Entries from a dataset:

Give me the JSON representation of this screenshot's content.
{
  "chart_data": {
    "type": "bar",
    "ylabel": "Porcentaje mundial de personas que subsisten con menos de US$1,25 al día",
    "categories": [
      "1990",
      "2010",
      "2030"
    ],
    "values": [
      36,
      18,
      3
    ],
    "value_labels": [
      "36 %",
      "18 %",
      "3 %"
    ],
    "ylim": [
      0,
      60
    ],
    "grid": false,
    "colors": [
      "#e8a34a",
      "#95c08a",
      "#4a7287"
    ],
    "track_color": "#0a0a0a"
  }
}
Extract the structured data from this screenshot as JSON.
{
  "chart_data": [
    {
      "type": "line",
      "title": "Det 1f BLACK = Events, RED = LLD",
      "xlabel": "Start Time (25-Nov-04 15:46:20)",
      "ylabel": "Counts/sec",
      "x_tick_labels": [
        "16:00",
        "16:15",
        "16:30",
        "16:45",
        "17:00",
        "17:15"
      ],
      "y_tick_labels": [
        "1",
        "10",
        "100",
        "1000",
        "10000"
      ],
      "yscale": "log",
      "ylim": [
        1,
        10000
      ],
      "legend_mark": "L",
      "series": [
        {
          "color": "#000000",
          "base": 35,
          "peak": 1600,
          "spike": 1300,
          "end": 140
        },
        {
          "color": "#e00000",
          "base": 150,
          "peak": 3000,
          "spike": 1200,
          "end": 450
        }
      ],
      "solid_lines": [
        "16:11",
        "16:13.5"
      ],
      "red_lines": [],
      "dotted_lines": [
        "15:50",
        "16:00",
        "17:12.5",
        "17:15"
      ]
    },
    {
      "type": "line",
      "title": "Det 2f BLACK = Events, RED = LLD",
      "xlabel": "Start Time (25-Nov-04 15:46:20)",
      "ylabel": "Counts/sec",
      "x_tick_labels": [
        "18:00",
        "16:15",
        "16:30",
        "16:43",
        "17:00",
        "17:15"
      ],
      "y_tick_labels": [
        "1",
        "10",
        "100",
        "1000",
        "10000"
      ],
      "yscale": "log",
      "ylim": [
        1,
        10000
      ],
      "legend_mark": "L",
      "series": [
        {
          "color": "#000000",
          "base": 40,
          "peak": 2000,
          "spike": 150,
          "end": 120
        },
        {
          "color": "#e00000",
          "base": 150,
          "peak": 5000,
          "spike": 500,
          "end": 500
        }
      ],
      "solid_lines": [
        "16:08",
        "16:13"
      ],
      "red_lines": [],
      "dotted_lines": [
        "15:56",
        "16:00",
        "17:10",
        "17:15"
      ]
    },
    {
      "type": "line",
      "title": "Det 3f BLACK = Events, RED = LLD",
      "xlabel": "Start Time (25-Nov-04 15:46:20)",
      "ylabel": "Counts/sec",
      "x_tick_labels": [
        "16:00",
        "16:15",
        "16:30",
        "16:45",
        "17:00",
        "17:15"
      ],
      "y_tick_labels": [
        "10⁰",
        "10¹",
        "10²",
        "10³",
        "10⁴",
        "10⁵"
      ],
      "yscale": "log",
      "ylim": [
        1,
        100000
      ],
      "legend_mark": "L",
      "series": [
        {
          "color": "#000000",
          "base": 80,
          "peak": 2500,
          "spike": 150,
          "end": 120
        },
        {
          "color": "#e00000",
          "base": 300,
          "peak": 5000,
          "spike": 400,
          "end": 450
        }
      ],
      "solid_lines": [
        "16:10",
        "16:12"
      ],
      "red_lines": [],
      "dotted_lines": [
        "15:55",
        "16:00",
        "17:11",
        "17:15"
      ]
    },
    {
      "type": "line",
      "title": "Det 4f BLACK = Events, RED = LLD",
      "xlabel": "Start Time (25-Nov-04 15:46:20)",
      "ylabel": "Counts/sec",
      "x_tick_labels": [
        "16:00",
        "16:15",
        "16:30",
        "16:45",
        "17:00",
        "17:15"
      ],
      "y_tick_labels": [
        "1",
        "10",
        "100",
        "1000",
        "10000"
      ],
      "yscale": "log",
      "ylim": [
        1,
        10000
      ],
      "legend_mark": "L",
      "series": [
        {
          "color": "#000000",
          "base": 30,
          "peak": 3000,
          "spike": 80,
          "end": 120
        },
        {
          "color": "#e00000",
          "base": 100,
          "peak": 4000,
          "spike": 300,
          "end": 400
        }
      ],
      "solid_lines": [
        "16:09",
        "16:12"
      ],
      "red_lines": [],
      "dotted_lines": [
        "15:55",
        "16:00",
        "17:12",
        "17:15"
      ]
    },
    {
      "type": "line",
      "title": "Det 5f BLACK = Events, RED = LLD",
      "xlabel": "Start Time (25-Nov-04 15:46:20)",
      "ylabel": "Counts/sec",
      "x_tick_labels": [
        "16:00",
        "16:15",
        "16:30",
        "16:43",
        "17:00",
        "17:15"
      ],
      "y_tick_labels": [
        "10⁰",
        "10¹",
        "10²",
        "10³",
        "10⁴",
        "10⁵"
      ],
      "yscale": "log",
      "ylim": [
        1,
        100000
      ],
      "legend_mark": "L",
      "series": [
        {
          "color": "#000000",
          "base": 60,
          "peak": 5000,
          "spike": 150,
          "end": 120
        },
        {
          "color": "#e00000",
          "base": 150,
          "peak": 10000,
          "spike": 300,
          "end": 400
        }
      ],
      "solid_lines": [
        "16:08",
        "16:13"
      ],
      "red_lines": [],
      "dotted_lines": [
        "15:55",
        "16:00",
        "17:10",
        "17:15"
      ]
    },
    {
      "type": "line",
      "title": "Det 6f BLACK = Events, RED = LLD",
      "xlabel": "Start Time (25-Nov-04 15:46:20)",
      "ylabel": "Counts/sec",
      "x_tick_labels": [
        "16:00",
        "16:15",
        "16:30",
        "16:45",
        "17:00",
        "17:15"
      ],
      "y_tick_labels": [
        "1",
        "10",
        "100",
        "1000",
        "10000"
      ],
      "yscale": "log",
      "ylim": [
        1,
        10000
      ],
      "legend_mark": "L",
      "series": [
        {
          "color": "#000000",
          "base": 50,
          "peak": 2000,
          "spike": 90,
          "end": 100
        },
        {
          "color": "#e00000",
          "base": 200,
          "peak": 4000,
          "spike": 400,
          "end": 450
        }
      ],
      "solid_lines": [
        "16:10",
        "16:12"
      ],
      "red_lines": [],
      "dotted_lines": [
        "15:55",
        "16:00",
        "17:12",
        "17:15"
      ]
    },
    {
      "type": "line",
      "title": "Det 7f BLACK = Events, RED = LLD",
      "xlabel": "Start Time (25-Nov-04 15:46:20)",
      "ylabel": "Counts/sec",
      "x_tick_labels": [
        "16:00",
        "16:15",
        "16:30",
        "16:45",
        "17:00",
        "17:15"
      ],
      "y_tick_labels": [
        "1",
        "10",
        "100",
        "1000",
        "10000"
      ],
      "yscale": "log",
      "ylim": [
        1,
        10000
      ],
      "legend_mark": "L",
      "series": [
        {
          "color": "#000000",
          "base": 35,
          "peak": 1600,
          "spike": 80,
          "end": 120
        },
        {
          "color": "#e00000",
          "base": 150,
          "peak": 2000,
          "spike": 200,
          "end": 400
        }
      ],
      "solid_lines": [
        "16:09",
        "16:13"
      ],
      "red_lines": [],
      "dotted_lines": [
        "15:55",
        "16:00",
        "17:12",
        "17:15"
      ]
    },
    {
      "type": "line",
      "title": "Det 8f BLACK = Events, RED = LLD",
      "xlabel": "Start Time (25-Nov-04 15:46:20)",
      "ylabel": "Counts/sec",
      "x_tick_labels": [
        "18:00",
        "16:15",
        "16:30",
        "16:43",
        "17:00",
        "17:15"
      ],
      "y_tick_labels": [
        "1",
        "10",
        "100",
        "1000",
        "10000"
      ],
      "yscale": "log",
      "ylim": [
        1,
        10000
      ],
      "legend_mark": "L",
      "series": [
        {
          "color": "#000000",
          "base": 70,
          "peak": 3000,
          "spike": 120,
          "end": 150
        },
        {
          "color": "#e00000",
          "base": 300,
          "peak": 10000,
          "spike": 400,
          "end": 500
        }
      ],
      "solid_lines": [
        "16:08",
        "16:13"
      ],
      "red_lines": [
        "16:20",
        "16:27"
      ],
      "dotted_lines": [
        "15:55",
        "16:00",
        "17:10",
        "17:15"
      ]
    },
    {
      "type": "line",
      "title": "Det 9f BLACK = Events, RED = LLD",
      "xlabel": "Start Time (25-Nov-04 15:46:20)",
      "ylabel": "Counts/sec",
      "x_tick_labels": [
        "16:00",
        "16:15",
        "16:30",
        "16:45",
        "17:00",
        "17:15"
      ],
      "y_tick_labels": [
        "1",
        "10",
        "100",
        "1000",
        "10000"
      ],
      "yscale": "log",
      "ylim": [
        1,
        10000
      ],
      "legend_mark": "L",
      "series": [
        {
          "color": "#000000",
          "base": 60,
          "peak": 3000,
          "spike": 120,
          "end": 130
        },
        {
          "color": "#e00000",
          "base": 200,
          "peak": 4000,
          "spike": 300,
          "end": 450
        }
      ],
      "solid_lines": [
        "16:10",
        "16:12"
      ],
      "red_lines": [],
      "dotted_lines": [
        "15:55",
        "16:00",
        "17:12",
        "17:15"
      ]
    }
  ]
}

* [What the task requires] Out of the preceding entries, pull every line containing the string "screenshot".

* [Solution for this exercise]
Give me the JSON representation of this screenshot's content.
Extract the structured data from this screenshot as JSON.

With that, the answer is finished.